Task to carry out :: Your task is to transcribe all the entries exactly, excluding pictures.

------ Excerpted data ------

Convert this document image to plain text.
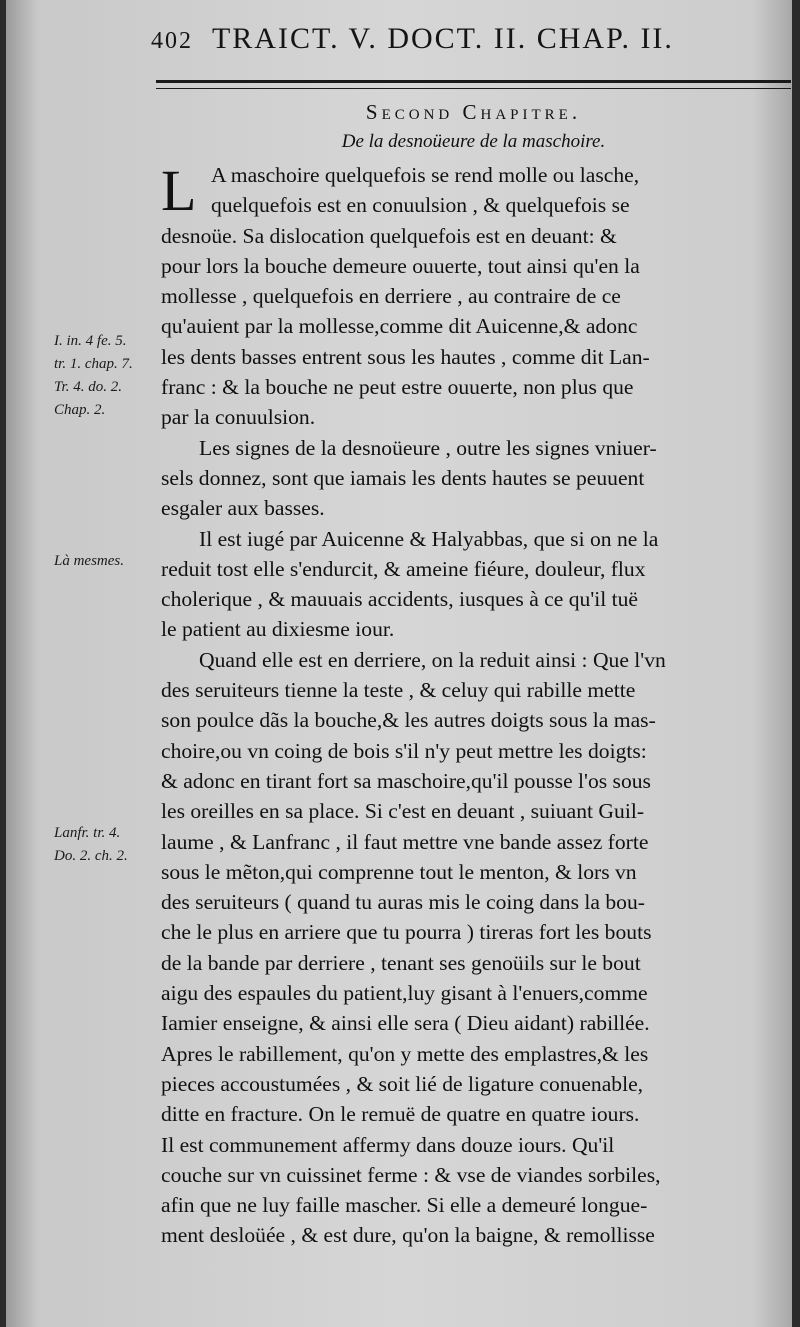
402 TRAICT. V. DOCT. II. CHAP. II.
Second Chapitre.
De la desnoüeure de la maschoire.
L A maschoire quelquefois se rend molle ou lasche,
quelquefois est en conuulsion , & quelquefois se
desnoüe. Sa dislocation quelquefois est en deuant: &
pour lors la bouche demeure ouuerte, tout ainsi qu'en la
mollesse , quelquefois en derriere , au contraire de ce
qu'auient par la mollesse,comme dit Auicenne,& adonc
les dents basses entrent sous les hautes , comme dit Lan-
franc : & la bouche ne peut estre ouuerte, non plus que
par la conuulsion.
Les signes de la desnoüeure , outre les signes vniuer-
sels donnez, sont que iamais les dents hautes se peuuent
esgaler aux basses.
Il est iugé par Auicenne & Halyabbas, que si on ne la
reduit tost elle s'endurcit, & ameine fiéure, douleur, flux
cholerique , & mauuais accidents, iusques à ce qu'il tuë
le patient au dixiesme iour.
Quand elle est en derriere, on la reduit ainsi : Que l'vn
des seruiteurs tienne la teste , & celuy qui rabille mette
son poulce dãs la bouche,& les autres doigts sous la mas-
choire,ou vn coing de bois s'il n'y peut mettre les doigts:
& adonc en tirant fort sa maschoire,qu'il pousse l'os sous
les oreilles en sa place. Si c'est en deuant , suiuant Guil-
laume , & Lanfranc , il faut mettre vne bande assez forte
sous le mẽton,qui comprenne tout le menton, & lors vn
des seruiteurs ( quand tu auras mis le coing dans la bou-
che le plus en arriere que tu pourra ) tireras fort les bouts
de la bande par derriere , tenant ses genoüils sur le bout
aigu des espaules du patient,luy gisant à l'enuers,comme
Iamier enseigne, & ainsi elle sera ( Dieu aidant) rabillée.
Apres le rabillement, qu'on y mette des emplastres,& les
pieces accoustumées , & soit lié de ligature conuenable,
ditte en fracture. On le remuë de quatre en quatre iours.
Il est communement affermy dans douze iours. Qu'il
couche sur vn cuissinet ferme : & vse de viandes sorbiles,
afin que ne luy faille mascher. Si elle a demeuré longue-
ment desloüée , & est dure, qu'on la baigne, & remollisse
I. in. 4 fe. 5.
tr. 1. chap. 7.
Tr. 4. do. 2.
Chap. 2.
Là mesmes.
Lanfr. tr. 4.
Do. 2. ch. 2.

------

Response to this exercise ::
Convert this document image to plain text.
402 TRAICT. V. DOCT. II. CHAP. II.
Second Chapitre.
De la desnoüeure de la maschoire.
L A maschoire quelquefois se rend molle ou lasche,
quelquefois est en conuulsion , & quelquefois se
desnoüe. Sa dislocation quelquefois est en deuant: &
pour lors la bouche demeure ouuerte, tout ainsi qu'en la
mollesse , quelquefois en derriere , au contraire de ce
qu'auient par la mollesse,comme dit Auicenne,& adonc
les dents basses entrent sous les hautes , comme dit Lan-
franc : & la bouche ne peut estre ouuerte, non plus que
par la conuulsion.
Les signes de la desnoüeure , outre les signes vniuer-
sels donnez, sont que iamais les dents hautes se peuuent
esgaler aux basses.
Il est iugé par Auicenne & Halyabbas, que si on ne la
reduit tost elle s'endurcit, & ameine fiéure, douleur, flux
cholerique , & mauuais accidents, iusques à ce qu'il tuë
le patient au dixiesme iour.
Quand elle est en derriere, on la reduit ainsi : Que l'vn
des seruiteurs tienne la teste , & celuy qui rabille mette
son poulce dãs la bouche,& les autres doigts sous la mas-
choire,ou vn coing de bois s'il n'y peut mettre les doigts:
& adonc en tirant fort sa maschoire,qu'il pousse l'os sous
les oreilles en sa place. Si c'est en deuant , suiuant Guil-
laume , & Lanfranc , il faut mettre vne bande assez forte
sous le mẽton,qui comprenne tout le menton, & lors vn
des seruiteurs ( quand tu auras mis le coing dans la bou-
che le plus en arriere que tu pourra ) tireras fort les bouts
de la bande par derriere , tenant ses genoüils sur le bout
aigu des espaules du patient,luy gisant à l'enuers,comme
Iamier enseigne, & ainsi elle sera ( Dieu aidant) rabillée.
Apres le rabillement, qu'on y mette des emplastres,& les
pieces accoustumées , & soit lié de ligature conuenable,
ditte en fracture. On le remuë de quatre en quatre iours.
Il est communement affermy dans douze iours. Qu'il
couche sur vn cuissinet ferme : & vse de viandes sorbiles,
afin que ne luy faille mascher. Si elle a demeuré longue-
ment desloüée , & est dure, qu'on la baigne, & remollisse
I. in. 4 fe. 5.
tr. 1. chap. 7.
Tr. 4. do. 2.
Chap. 2.
Là mesmes.
Lanfr. tr. 4.
Do. 2. ch. 2.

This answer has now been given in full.